▶ **Exercise task**
Reproduce the listing below without any change.

▶ **Exercise input**
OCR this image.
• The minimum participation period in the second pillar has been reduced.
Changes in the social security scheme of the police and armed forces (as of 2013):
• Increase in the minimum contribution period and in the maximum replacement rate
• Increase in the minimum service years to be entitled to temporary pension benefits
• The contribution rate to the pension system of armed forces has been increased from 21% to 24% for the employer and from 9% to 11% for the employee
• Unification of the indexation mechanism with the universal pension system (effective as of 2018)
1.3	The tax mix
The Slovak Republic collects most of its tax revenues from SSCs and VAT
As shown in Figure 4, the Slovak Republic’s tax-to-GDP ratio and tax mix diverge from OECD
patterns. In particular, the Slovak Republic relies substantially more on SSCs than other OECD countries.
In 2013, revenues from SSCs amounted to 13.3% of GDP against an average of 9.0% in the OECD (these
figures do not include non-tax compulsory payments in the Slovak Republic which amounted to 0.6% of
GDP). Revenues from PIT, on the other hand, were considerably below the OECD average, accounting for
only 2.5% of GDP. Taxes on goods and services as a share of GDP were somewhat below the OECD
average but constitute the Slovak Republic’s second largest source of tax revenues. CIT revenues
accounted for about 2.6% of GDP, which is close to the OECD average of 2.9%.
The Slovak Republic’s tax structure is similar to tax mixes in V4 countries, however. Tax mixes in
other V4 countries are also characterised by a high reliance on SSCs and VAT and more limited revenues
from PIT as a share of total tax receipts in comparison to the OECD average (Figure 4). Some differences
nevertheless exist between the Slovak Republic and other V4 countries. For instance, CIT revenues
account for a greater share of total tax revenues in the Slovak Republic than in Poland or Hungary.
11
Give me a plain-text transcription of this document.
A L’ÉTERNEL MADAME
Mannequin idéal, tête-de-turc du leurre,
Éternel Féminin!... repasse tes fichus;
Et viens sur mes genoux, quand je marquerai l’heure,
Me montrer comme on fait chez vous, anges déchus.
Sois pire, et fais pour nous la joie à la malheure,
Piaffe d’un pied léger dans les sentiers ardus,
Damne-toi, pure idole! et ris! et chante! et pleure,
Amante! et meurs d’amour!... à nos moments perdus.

▶ **Result of this task**
OCR this image.
• The minimum participation period in the second pillar has been reduced.
Changes in the social security scheme of the police and armed forces (as of 2013):
• Increase in the minimum contribution period and in the maximum replacement rate
• Increase in the minimum service years to be entitled to temporary pension benefits
• The contribution rate to the pension system of armed forces has been increased from 21% to 24% for the employer and from 9% to 11% for the employee
• Unification of the indexation mechanism with the universal pension system (effective as of 2018)
1.3	The tax mix
The Slovak Republic collects most of its tax revenues from SSCs and VAT
As shown in Figure 4, the Slovak Republic’s tax-to-GDP ratio and tax mix diverge from OECD
patterns. In particular, the Slovak Republic relies substantially more on SSCs than other OECD countries.
In 2013, revenues from SSCs amounted to 13.3% of GDP against an average of 9.0% in the OECD (these
figures do not include non-tax compulsory payments in the Slovak Republic which amounted to 0.6% of
GDP). Revenues from PIT, on the other hand, were considerably below the OECD average, accounting for
only 2.5% of GDP. Taxes on goods and services as a share of GDP were somewhat below the OECD
average but constitute the Slovak Republic’s second largest source of tax revenues. CIT revenues
accounted for about 2.6% of GDP, which is close to the OECD average of 2.9%.
The Slovak Republic’s tax structure is similar to tax mixes in V4 countries, however. Tax mixes in
other V4 countries are also characterised by a high reliance on SSCs and VAT and more limited revenues
from PIT as a share of total tax receipts in comparison to the OECD average (Figure 4). Some differences
nevertheless exist between the Slovak Republic and other V4 countries. For instance, CIT revenues
account for a greater share of total tax revenues in the Slovak Republic than in Poland or Hungary.
11
Give me a plain-text transcription of this document.
A L’ÉTERNEL MADAME
Mannequin idéal, tête-de-turc du leurre,
Éternel Féminin!... repasse tes fichus;
Et viens sur mes genoux, quand je marquerai l’heure,
Me montrer comme on fait chez vous, anges déchus.
Sois pire, et fais pour nous la joie à la malheure,
Piaffe d’un pied léger dans les sentiers ardus,
Damne-toi, pure idole! et ris! et chante! et pleure,
Amante! et meurs d’amour!... à nos moments perdus.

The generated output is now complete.